What needs to be done: Within the listing below, locate all lines containing the word "this". Copy each one.

========

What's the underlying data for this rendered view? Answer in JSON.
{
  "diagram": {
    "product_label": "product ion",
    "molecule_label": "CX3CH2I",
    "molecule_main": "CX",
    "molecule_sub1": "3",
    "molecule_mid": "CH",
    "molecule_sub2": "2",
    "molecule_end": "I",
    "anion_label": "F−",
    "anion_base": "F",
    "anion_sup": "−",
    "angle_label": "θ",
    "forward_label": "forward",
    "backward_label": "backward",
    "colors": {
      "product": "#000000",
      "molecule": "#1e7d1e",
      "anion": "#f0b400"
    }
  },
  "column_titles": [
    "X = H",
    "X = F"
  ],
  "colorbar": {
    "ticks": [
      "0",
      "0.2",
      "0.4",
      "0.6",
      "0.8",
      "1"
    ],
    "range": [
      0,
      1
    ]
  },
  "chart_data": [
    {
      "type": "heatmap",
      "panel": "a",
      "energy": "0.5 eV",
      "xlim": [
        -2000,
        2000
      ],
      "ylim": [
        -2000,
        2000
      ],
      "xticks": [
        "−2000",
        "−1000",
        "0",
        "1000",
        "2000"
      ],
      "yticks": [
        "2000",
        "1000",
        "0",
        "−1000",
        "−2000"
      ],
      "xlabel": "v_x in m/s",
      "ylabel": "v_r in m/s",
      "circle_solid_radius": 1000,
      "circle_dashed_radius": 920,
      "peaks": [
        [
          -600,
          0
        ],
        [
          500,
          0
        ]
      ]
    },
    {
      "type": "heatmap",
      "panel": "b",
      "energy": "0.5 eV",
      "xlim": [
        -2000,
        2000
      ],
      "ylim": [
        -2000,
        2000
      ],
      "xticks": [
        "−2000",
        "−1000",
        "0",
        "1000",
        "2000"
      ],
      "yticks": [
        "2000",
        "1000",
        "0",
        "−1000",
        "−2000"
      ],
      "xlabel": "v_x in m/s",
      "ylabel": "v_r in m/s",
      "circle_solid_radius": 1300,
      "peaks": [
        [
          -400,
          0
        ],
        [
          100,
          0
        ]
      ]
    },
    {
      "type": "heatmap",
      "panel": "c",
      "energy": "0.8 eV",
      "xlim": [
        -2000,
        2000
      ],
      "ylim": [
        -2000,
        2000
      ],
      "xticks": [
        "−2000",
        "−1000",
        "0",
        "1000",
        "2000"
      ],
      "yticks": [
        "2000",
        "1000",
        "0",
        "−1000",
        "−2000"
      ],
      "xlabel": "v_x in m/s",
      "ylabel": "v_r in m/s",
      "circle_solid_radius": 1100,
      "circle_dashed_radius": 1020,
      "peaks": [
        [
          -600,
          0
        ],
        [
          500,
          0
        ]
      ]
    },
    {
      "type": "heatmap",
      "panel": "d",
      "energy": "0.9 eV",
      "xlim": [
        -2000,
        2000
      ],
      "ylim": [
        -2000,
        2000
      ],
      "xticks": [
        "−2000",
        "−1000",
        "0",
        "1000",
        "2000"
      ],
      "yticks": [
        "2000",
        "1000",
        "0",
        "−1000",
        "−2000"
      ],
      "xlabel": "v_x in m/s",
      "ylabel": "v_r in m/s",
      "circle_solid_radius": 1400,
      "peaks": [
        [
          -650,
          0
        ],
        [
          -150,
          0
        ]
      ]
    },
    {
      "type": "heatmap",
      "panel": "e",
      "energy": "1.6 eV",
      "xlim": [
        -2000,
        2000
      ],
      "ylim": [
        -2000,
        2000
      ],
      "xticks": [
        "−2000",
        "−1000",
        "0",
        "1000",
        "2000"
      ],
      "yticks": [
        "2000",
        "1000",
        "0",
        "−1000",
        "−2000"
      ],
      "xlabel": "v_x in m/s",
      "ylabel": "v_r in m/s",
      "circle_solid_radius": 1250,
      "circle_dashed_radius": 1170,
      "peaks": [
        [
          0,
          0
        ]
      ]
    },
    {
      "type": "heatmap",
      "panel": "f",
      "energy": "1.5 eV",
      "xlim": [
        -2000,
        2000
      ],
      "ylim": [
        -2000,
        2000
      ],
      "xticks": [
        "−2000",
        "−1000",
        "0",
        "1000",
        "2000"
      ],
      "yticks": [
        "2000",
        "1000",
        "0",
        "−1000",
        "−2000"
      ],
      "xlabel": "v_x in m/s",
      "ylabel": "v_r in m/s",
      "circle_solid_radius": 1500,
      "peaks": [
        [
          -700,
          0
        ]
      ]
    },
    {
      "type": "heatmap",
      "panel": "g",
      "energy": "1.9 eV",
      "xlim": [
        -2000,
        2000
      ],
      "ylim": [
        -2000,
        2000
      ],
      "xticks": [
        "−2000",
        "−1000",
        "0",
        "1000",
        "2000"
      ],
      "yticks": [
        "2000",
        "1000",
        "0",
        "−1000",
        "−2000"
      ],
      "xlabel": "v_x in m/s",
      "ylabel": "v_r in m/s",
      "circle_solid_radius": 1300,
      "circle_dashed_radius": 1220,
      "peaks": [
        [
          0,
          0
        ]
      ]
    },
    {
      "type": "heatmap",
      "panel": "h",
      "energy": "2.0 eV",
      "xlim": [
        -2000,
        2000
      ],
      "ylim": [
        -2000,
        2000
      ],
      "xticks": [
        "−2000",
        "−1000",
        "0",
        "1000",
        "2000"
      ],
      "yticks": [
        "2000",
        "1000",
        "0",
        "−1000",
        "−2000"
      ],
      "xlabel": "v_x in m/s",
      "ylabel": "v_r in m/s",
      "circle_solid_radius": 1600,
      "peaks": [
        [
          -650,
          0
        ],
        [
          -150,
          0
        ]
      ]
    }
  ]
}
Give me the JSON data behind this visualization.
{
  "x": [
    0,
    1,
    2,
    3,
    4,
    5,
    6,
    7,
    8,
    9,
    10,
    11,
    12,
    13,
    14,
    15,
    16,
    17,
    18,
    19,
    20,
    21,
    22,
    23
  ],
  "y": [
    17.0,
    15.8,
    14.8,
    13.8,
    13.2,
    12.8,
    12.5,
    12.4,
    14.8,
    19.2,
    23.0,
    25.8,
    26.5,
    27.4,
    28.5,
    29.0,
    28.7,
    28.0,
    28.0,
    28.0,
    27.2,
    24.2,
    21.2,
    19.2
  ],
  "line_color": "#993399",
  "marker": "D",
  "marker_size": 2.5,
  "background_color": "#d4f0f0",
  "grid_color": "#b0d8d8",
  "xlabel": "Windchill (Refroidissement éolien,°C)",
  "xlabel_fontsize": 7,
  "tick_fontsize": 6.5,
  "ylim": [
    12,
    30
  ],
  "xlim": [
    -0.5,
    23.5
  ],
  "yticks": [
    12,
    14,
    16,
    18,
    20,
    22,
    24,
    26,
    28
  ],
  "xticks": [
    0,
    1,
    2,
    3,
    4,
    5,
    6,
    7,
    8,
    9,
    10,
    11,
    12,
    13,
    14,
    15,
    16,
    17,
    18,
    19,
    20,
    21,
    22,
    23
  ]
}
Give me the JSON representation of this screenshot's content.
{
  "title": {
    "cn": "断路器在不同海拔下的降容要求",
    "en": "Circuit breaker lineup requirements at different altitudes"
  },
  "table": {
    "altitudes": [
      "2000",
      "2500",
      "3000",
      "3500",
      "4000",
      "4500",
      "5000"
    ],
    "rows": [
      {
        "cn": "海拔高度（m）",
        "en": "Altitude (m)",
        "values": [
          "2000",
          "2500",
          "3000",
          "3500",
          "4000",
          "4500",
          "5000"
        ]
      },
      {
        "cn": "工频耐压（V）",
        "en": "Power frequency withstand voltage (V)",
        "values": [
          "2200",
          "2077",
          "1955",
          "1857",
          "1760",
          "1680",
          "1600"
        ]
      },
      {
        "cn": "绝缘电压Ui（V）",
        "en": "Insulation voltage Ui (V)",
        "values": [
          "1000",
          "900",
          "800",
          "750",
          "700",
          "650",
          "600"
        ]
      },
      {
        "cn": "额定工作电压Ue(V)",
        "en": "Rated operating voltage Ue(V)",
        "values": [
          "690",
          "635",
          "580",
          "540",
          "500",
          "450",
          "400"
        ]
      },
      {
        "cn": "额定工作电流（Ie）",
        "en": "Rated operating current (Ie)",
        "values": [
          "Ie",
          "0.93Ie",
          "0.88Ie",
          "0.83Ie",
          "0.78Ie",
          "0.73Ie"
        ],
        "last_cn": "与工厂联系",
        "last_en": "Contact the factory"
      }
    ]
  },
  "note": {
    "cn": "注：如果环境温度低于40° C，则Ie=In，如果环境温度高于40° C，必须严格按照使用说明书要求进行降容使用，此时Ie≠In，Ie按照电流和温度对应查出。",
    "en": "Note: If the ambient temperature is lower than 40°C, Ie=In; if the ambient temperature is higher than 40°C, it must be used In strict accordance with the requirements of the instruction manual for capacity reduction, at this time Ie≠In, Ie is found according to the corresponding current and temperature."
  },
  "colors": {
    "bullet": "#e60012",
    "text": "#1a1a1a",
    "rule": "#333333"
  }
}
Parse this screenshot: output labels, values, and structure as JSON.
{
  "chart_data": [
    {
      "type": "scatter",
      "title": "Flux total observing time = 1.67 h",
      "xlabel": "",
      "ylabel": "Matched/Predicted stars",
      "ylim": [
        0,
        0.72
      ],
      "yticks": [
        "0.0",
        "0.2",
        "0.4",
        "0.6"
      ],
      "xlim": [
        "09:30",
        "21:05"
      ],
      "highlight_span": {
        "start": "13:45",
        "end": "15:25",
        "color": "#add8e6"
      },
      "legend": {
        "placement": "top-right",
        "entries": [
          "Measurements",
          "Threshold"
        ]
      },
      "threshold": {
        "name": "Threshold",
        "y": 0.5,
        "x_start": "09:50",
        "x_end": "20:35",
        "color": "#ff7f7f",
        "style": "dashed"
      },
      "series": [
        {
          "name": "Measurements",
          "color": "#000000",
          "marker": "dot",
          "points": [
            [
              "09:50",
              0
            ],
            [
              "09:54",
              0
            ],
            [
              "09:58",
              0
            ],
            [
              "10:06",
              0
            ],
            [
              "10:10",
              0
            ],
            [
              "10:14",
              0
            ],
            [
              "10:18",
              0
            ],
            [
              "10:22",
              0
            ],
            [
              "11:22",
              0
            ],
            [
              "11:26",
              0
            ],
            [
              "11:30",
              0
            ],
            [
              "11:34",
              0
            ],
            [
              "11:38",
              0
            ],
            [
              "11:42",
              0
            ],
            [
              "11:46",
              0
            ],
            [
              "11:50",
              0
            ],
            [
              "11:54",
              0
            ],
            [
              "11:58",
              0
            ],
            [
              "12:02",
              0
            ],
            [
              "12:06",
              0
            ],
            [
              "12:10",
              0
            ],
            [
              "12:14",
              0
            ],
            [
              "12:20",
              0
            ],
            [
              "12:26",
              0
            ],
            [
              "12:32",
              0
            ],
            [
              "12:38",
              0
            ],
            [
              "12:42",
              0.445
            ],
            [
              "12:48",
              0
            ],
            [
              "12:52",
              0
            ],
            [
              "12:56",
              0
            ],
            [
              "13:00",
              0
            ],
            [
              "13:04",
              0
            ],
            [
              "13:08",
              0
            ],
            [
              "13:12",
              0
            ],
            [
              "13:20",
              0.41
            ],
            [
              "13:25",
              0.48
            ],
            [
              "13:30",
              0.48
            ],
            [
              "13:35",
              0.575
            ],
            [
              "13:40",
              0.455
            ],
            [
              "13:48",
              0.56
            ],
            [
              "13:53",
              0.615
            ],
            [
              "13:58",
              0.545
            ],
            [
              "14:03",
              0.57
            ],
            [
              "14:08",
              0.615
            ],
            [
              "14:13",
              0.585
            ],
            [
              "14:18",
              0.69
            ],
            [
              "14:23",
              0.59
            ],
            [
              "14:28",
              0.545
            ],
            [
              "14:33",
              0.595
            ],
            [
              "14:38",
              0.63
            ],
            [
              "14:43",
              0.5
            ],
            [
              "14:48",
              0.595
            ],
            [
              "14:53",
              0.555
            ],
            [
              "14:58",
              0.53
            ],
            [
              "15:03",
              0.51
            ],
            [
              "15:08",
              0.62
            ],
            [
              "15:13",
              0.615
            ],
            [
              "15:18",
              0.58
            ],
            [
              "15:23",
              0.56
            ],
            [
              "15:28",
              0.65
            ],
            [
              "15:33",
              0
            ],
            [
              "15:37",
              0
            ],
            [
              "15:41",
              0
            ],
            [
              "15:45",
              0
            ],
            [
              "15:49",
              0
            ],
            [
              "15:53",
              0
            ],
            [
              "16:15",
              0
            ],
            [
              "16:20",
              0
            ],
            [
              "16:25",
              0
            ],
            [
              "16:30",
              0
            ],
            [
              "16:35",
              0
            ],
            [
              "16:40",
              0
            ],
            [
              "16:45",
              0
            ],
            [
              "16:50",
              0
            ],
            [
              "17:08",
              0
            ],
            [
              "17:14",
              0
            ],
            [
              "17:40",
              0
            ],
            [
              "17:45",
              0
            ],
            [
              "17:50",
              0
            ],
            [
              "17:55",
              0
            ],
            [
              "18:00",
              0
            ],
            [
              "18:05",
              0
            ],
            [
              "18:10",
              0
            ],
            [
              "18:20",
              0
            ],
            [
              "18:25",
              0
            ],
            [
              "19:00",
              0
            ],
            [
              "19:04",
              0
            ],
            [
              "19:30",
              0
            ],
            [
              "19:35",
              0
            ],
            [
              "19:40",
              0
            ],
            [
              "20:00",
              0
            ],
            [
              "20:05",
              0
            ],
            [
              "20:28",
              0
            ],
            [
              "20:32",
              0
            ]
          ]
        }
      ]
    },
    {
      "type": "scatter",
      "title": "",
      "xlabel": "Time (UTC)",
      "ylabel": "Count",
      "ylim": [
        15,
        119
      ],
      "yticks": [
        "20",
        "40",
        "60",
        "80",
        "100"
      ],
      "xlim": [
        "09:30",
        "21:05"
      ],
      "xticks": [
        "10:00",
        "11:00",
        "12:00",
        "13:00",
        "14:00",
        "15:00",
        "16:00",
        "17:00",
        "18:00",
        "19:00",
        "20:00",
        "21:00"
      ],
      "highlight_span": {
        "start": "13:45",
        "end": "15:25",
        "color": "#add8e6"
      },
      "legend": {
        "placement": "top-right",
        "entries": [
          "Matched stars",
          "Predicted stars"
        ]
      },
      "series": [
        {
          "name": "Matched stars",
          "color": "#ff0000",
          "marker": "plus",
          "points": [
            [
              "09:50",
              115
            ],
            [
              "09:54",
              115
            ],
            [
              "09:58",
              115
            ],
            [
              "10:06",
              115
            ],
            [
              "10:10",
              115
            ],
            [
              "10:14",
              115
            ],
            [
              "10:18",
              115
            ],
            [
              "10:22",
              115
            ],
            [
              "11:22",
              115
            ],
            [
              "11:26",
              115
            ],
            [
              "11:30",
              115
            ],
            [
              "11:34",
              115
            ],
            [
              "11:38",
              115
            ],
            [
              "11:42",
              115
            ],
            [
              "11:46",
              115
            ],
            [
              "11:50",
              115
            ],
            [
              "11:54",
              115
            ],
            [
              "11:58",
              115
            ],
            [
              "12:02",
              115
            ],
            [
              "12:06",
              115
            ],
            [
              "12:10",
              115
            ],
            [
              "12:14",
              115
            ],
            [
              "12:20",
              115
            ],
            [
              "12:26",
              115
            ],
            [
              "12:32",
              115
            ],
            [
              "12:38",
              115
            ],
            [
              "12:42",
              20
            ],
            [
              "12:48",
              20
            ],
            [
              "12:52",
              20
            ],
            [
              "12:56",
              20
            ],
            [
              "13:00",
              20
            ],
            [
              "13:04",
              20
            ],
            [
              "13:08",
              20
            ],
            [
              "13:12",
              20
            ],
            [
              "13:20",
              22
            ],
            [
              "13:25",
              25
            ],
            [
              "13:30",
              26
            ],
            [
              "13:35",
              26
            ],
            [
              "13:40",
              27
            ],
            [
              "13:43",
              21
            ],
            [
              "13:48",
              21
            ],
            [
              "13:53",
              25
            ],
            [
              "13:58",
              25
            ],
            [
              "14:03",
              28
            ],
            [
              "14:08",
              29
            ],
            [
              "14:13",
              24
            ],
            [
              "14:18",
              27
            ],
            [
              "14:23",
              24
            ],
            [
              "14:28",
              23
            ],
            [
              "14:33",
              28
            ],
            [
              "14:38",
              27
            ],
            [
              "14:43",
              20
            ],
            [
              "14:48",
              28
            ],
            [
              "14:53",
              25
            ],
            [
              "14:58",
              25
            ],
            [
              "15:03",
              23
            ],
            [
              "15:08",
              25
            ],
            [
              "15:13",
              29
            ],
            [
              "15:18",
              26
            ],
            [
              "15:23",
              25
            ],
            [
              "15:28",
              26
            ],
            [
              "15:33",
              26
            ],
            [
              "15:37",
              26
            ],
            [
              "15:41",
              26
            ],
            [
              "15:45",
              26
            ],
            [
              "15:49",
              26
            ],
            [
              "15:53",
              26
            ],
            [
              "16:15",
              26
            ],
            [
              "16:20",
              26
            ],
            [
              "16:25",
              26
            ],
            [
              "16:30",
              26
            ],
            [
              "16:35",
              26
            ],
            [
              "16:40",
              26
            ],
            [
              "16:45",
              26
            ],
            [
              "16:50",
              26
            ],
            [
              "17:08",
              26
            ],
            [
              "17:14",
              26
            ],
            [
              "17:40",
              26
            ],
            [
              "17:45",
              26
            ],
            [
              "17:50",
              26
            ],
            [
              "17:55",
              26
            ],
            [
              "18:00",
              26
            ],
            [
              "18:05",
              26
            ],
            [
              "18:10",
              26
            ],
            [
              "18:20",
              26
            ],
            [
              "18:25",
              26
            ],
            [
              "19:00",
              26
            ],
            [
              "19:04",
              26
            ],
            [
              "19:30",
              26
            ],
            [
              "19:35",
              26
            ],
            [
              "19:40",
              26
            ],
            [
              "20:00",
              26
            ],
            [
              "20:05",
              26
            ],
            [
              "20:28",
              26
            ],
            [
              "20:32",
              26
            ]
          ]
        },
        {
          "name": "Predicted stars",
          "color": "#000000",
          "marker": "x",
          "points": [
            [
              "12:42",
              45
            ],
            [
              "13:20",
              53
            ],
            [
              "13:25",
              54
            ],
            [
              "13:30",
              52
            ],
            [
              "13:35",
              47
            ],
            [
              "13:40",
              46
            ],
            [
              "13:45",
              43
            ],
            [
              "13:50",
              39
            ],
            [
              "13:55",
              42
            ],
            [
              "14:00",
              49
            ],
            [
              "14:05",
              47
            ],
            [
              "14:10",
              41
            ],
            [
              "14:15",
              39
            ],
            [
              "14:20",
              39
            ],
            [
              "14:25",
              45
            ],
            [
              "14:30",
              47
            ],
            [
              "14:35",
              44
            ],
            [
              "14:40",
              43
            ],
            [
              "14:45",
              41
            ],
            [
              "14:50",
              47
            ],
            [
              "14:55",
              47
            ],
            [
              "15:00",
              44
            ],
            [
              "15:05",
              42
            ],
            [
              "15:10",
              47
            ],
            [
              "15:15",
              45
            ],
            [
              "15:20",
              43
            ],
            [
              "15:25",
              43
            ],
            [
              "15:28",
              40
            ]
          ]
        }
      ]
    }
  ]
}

========

Answer to the problem:
What's the underlying data for this rendered view? Answer in JSON.
Give me the JSON data behind this visualization.
Give me the JSON representation of this screenshot's content.
    "en": "Note: If the ambient temperature is lower than 40°C, Ie=In; if the ambient temperature is higher than 40°C, it must be used In strict accordance with the requirements of the instruction manual for capacity reduction, at this time Ie≠In, Ie is found according to the corresponding current and temperature."
Parse this screenshot: output labels, values, and structure as JSON.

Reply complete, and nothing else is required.